(Given task) Will you write out the data exactly, excluding every picture?

(Data extract)

%%

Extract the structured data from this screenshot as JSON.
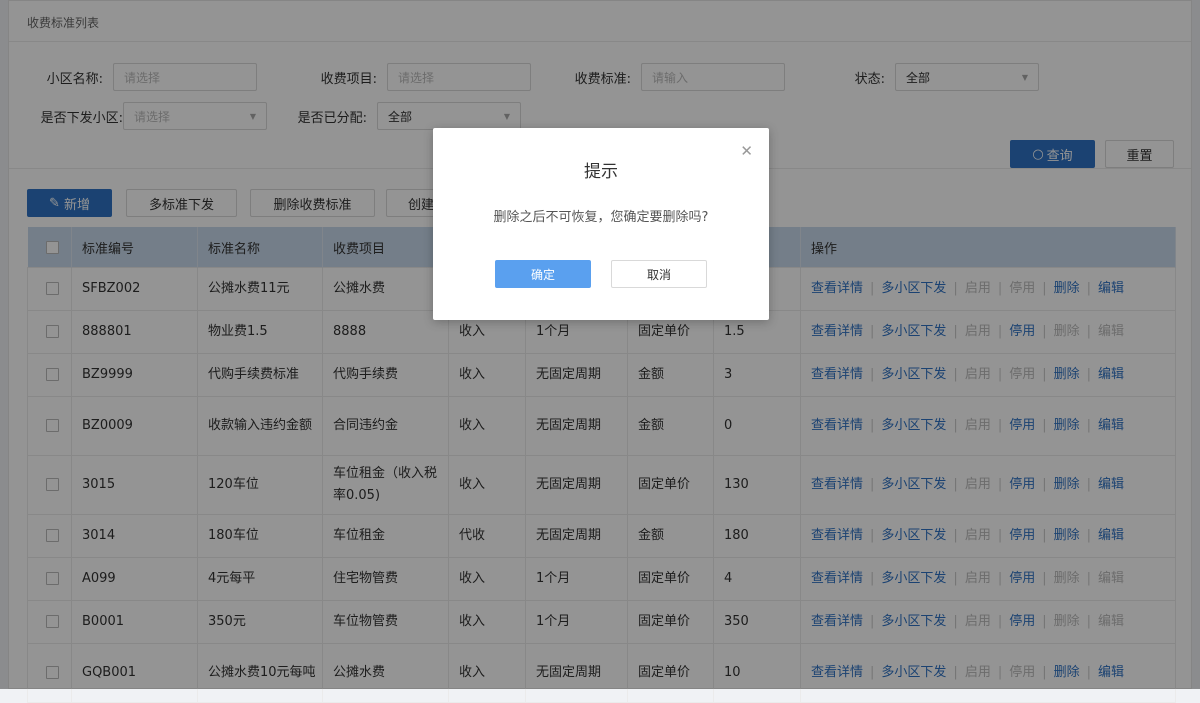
{
  "panel": {
    "title": "收费标准列表"
  },
  "filters": {
    "community": {
      "label": "小区名称:",
      "placeholder": "请选择"
    },
    "charge_item": {
      "label": "收费项目:",
      "placeholder": "请选择"
    },
    "charge_standard": {
      "label": "收费标准:",
      "placeholder": "请输入"
    },
    "status": {
      "label": "状态:",
      "value": "全部"
    },
    "issued_community": {
      "label": "是否下发小区:",
      "placeholder": "请选择"
    },
    "assigned": {
      "label": "是否已分配:",
      "value": "全部"
    },
    "search_label": "查询",
    "reset_label": "重置"
  },
  "toolbar": {
    "add_label": "新增",
    "multi_issue_label": "多标准下发",
    "delete_label": "删除收费标准",
    "create_label": "创建"
  },
  "table": {
    "columns": [
      "标准编号",
      "标准名称",
      "收费项目",
      "",
      "",
      "",
      "",
      "操作"
    ],
    "rows": [
      [
        "SFBZ002",
        "公摊水费11元",
        "公摊水费",
        "",
        "",
        "",
        ""
      ],
      [
        "888801",
        "物业费1.5",
        "8888",
        "收入",
        "1个月",
        "固定单价",
        "1.5"
      ],
      [
        "BZ9999",
        "代购手续费标准",
        "代购手续费",
        "收入",
        "无固定周期",
        "金额",
        "3"
      ],
      [
        "BZ0009",
        "收款输入违约金额",
        "合同违约金",
        "收入",
        "无固定周期",
        "金额",
        "0"
      ],
      [
        "3015",
        "120车位",
        "车位租金（收入税率0.05)",
        "收入",
        "无固定周期",
        "固定单价",
        "130"
      ],
      [
        "3014",
        "180车位",
        "车位租金",
        "代收",
        "无固定周期",
        "金额",
        "180"
      ],
      [
        "A099",
        "4元每平",
        "住宅物管费",
        "收入",
        "1个月",
        "固定单价",
        "4"
      ],
      [
        "B0001",
        "350元",
        "车位物管费",
        "收入",
        "1个月",
        "固定单价",
        "350"
      ],
      [
        "GQB001",
        "公摊水费10元每吨",
        "公摊水费",
        "收入",
        "无固定周期",
        "固定单价",
        "10"
      ]
    ],
    "ops": {
      "detail": "查看详情",
      "multi": "多小区下发",
      "enable": "启用",
      "disable": "停用",
      "delete": "删除",
      "edit": "编辑"
    }
  },
  "dialog": {
    "title": "提示",
    "message": "删除之后不可恢复，您确定要删除吗?",
    "ok_label": "确定",
    "cancel_label": "取消"
  }
}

%%

(Task response)
Extract the structured data from this screenshot as JSON.
{
  "panel": {
    "title": "收费标准列表"
  },
  "filters": {
    "community": {
      "label": "小区名称:",
      "placeholder": "请选择"
    },
    "charge_item": {
      "label": "收费项目:",
      "placeholder": "请选择"
    },
    "charge_standard": {
      "label": "收费标准:",
      "placeholder": "请输入"
    },
    "status": {
      "label": "状态:",
      "value": "全部"
    },
    "issued_community": {
      "label": "是否下发小区:",
      "placeholder": "请选择"
    },
    "assigned": {
      "label": "是否已分配:",
      "value": "全部"
    },
    "search_label": "查询",
    "reset_label": "重置"
  },
  "toolbar": {
    "add_label": "新增",
    "multi_issue_label": "多标准下发",
    "delete_label": "删除收费标准",
    "create_label": "创建"
  },
  "table": {
    "columns": [
      "标准编号",
      "标准名称",
      "收费项目",
      "",
      "",
      "",
      "",
      "操作"
    ],
    "rows": [
      [
        "SFBZ002",
        "公摊水费11元",
        "公摊水费",
        "",
        "",
        "",
        ""
      ],
      [
        "888801",
        "物业费1.5",
        "8888",
        "收入",
        "1个月",
        "固定单价",
        "1.5"
      ],
      [
        "BZ9999",
        "代购手续费标准",
        "代购手续费",
        "收入",
        "无固定周期",
        "金额",
        "3"
      ],
      [
        "BZ0009",
        "收款输入违约金额",
        "合同违约金",
        "收入",
        "无固定周期",
        "金额",
        "0"
      ],
      [
        "3015",
        "120车位",
        "车位租金（收入税率0.05)",
        "收入",
        "无固定周期",
        "固定单价",
        "130"
      ],
      [
        "3014",
        "180车位",
        "车位租金",
        "代收",
        "无固定周期",
        "金额",
        "180"
      ],
      [
        "A099",
        "4元每平",
        "住宅物管费",
        "收入",
        "1个月",
        "固定单价",
        "4"
      ],
      [
        "B0001",
        "350元",
        "车位物管费",
        "收入",
        "1个月",
        "固定单价",
        "350"
      ],
      [
        "GQB001",
        "公摊水费10元每吨",
        "公摊水费",
        "收入",
        "无固定周期",
        "固定单价",
        "10"
      ]
    ],
    "ops": {
      "detail": "查看详情",
      "multi": "多小区下发",
      "enable": "启用",
      "disable": "停用",
      "delete": "删除",
      "edit": "编辑"
    }
  },
  "dialog": {
    "title": "提示",
    "message": "删除之后不可恢复，您确定要删除吗?",
    "ok_label": "确定",
    "cancel_label": "取消"
  }
}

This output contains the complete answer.